[Visual layout records]
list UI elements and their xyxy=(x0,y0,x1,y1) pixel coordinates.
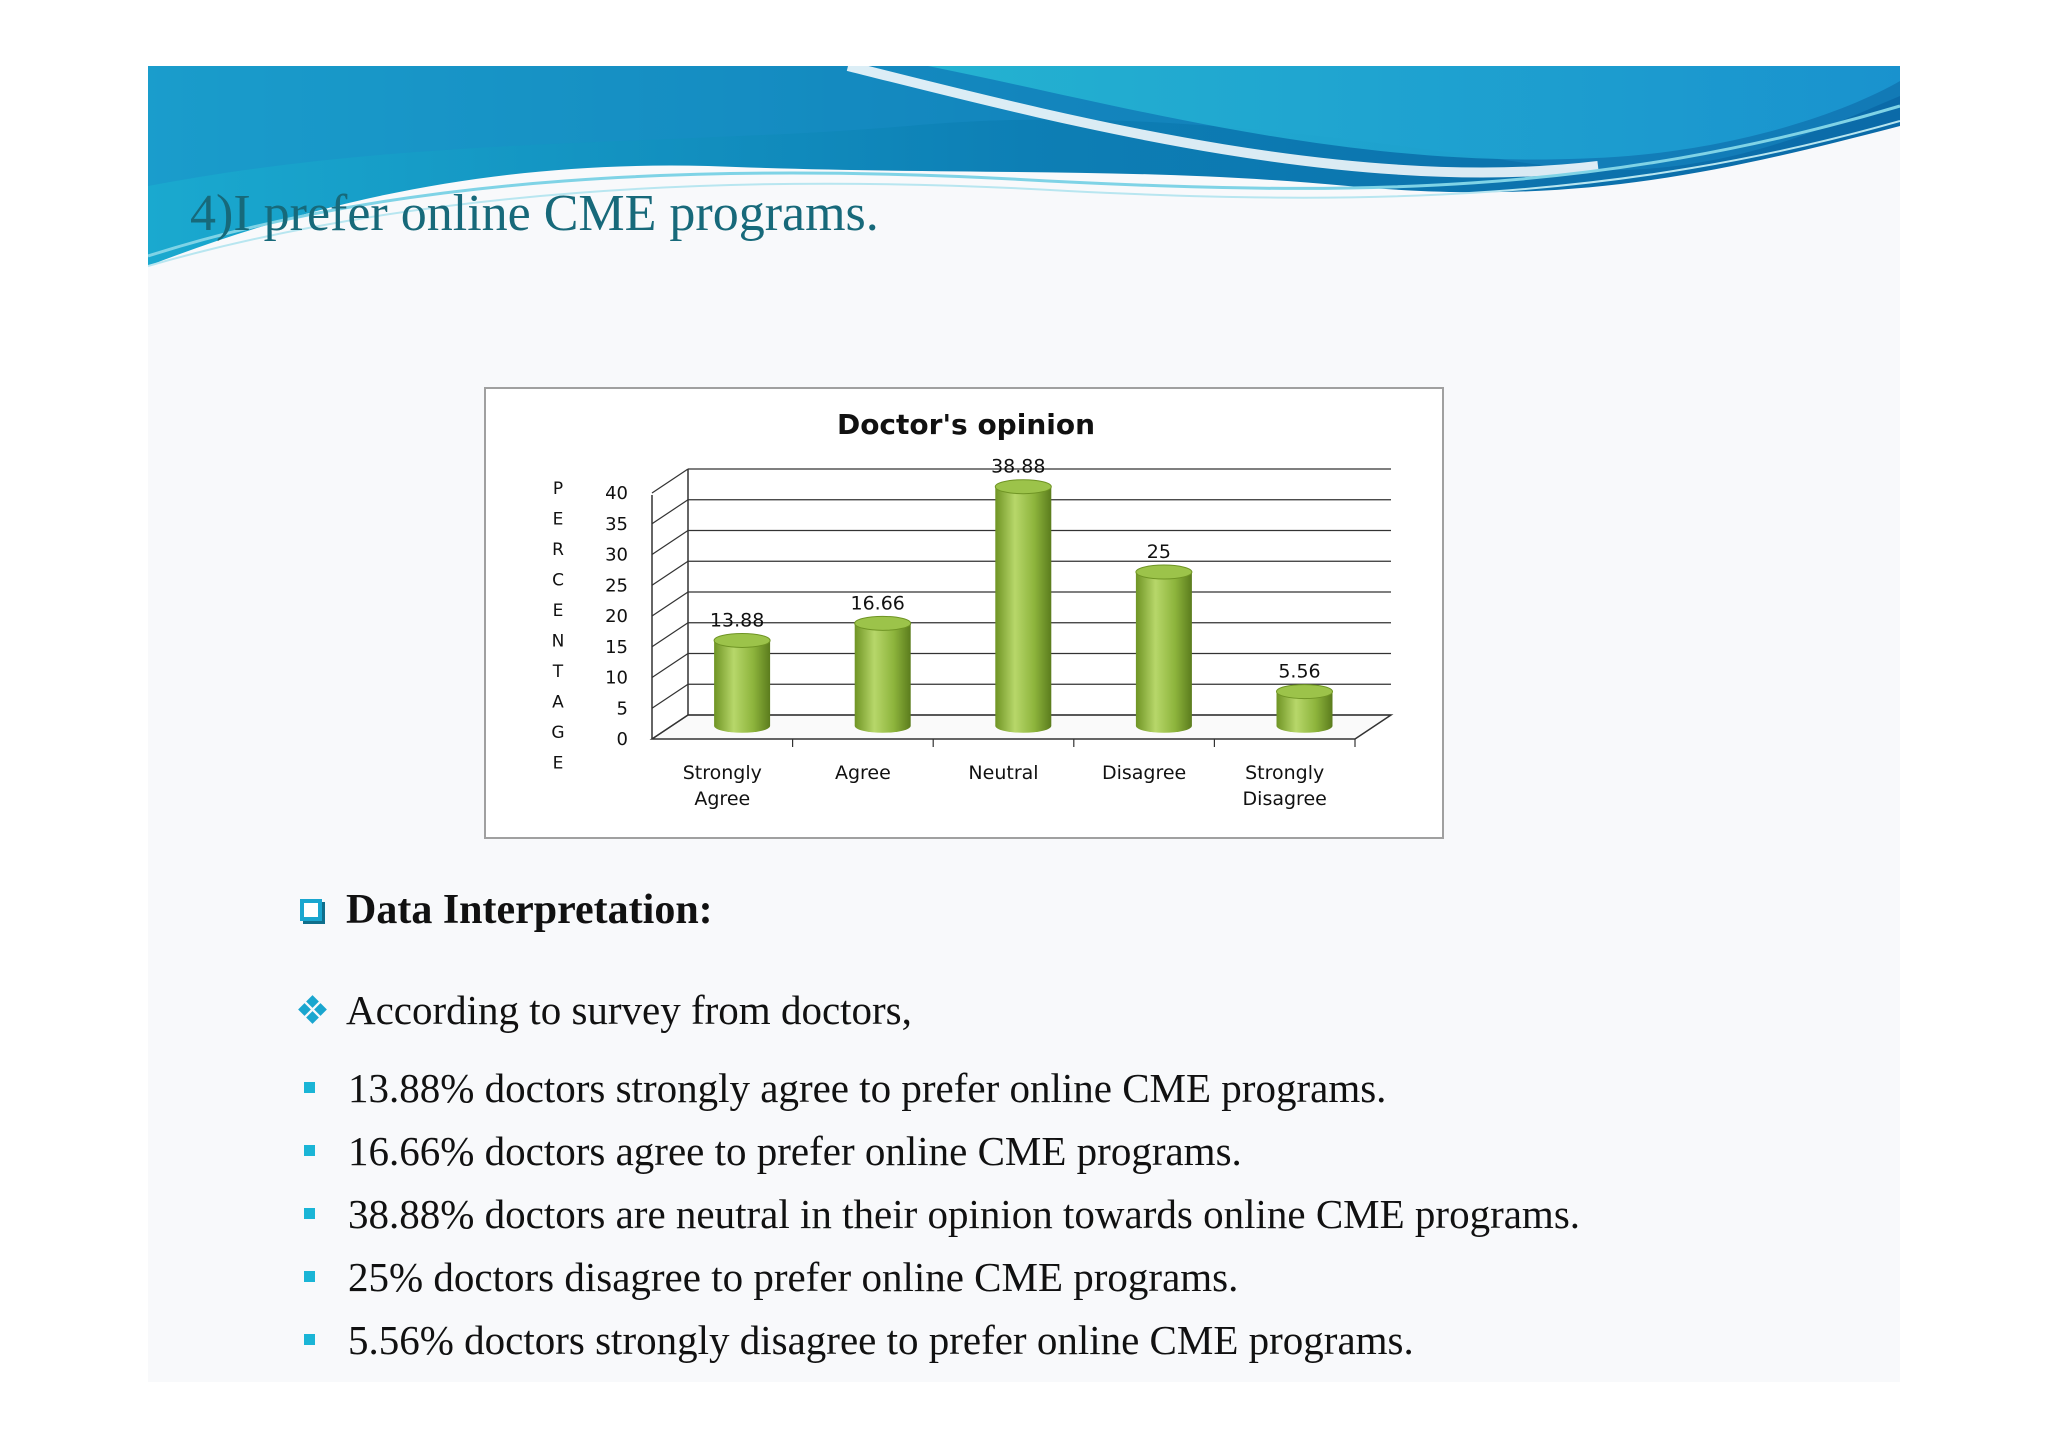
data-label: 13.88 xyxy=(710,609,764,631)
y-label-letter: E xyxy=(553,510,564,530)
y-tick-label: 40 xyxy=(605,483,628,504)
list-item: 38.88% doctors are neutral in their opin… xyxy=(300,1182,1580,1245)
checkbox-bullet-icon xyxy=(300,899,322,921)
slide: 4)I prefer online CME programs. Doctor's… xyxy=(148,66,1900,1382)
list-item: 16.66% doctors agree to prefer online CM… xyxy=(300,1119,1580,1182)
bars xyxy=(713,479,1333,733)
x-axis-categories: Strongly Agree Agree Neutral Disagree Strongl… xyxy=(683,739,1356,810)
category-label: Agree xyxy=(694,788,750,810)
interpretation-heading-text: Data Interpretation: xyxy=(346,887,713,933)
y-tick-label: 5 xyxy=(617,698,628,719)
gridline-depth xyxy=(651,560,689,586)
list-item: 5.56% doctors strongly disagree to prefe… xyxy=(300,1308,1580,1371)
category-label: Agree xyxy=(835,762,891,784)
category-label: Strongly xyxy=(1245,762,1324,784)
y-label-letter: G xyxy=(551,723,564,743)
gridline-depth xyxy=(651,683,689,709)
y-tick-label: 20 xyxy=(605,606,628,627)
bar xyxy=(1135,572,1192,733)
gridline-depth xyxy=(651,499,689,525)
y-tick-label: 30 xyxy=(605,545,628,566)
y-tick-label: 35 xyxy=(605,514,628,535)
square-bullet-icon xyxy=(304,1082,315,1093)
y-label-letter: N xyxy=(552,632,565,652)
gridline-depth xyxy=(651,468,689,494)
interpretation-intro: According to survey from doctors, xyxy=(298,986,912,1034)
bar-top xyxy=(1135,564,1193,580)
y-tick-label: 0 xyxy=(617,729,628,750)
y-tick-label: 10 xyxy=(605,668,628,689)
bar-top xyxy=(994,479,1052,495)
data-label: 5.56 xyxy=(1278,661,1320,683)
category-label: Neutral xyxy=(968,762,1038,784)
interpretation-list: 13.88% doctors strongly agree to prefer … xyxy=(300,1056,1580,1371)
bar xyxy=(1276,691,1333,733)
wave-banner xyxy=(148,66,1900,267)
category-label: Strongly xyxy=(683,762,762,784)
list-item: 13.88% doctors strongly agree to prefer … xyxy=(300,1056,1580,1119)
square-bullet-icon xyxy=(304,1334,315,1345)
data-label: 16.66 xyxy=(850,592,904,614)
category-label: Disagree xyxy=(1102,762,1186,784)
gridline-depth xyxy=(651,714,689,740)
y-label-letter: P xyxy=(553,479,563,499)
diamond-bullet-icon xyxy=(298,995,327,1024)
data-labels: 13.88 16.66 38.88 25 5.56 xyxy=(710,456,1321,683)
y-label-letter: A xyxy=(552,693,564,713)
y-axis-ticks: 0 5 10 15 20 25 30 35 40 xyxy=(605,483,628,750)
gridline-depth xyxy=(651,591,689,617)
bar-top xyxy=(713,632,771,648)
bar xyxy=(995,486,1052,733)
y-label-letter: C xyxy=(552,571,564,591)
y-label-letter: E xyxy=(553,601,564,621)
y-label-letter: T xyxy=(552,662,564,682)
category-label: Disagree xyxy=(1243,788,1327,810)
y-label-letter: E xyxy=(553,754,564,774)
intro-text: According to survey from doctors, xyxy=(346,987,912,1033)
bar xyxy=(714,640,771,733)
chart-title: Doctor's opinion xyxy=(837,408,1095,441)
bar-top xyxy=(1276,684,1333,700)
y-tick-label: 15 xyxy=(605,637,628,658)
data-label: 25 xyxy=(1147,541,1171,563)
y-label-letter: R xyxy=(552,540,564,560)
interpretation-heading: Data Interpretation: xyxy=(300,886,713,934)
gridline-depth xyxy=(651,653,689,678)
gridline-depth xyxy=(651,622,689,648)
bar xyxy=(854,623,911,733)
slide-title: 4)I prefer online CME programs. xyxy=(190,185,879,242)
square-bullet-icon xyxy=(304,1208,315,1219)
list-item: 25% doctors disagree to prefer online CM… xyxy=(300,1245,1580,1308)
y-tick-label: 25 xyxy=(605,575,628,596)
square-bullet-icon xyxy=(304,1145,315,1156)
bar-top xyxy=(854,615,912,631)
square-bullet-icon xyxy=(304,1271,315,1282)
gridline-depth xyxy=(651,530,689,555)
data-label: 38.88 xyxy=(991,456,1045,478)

• _Exercise instructions_: Copy the lines from the one containing "data-label: 13.88 xyxy=(710,609,764,631)" to the one containing "gridline-depth xyxy=(651,714,689,740)", inclusive, with no changes.

• _Correct answer_:
data-label: 13.88 xyxy=(710,609,764,631)
y-label-letter: E xyxy=(553,510,564,530)
y-tick-label: 40 xyxy=(605,483,628,504)
list-item: 38.88% doctors are neutral in their opin… xyxy=(300,1182,1580,1245)
checkbox-bullet-icon xyxy=(300,899,322,921)
slide: 4)I prefer online CME programs. Doctor's… xyxy=(148,66,1900,1382)
list-item: 16.66% doctors agree to prefer online CM… xyxy=(300,1119,1580,1182)
bars xyxy=(713,479,1333,733)
x-axis-categories: Strongly Agree Agree Neutral Disagree Strongl… xyxy=(683,739,1356,810)
category-label: Agree xyxy=(694,788,750,810)
interpretation-heading-text: Data Interpretation: xyxy=(346,887,713,933)
y-tick-label: 5 xyxy=(617,698,628,719)
gridline-depth xyxy=(651,560,689,586)
list-item: 5.56% doctors strongly disagree to prefe… xyxy=(300,1308,1580,1371)
category-label: Agree xyxy=(835,762,891,784)
category-label: Strongly xyxy=(1245,762,1324,784)
y-label-letter: G xyxy=(551,723,564,743)
gridline-depth xyxy=(651,683,689,709)
y-tick-label: 20 xyxy=(605,606,628,627)
bar xyxy=(1135,572,1192,733)
gridline-depth xyxy=(651,499,689,525)
y-tick-label: 30 xyxy=(605,545,628,566)
y-tick-label: 35 xyxy=(605,514,628,535)
square-bullet-icon xyxy=(304,1082,315,1093)
y-label-letter: N xyxy=(552,632,565,652)
gridline-depth xyxy=(651,468,689,494)
interpretation-intro: According to survey from doctors, xyxy=(298,986,912,1034)
bar-top xyxy=(1135,564,1193,580)
y-tick-label: 0 xyxy=(617,729,628,750)
y-tick-label: 10 xyxy=(605,668,628,689)
bar-top xyxy=(994,479,1052,495)
data-label: 5.56 xyxy=(1278,661,1320,683)
category-label: Neutral xyxy=(968,762,1038,784)
interpretation-list: 13.88% doctors strongly agree to prefer … xyxy=(300,1056,1580,1371)
bar xyxy=(1276,691,1333,733)
wave-banner xyxy=(148,66,1900,267)
category-label: Strongly xyxy=(683,762,762,784)
list-item: 13.88% doctors strongly agree to prefer … xyxy=(300,1056,1580,1119)
square-bullet-icon xyxy=(304,1334,315,1345)
data-label: 16.66 xyxy=(850,592,904,614)
category-label: Disagree xyxy=(1102,762,1186,784)
gridline-depth xyxy=(651,714,689,740)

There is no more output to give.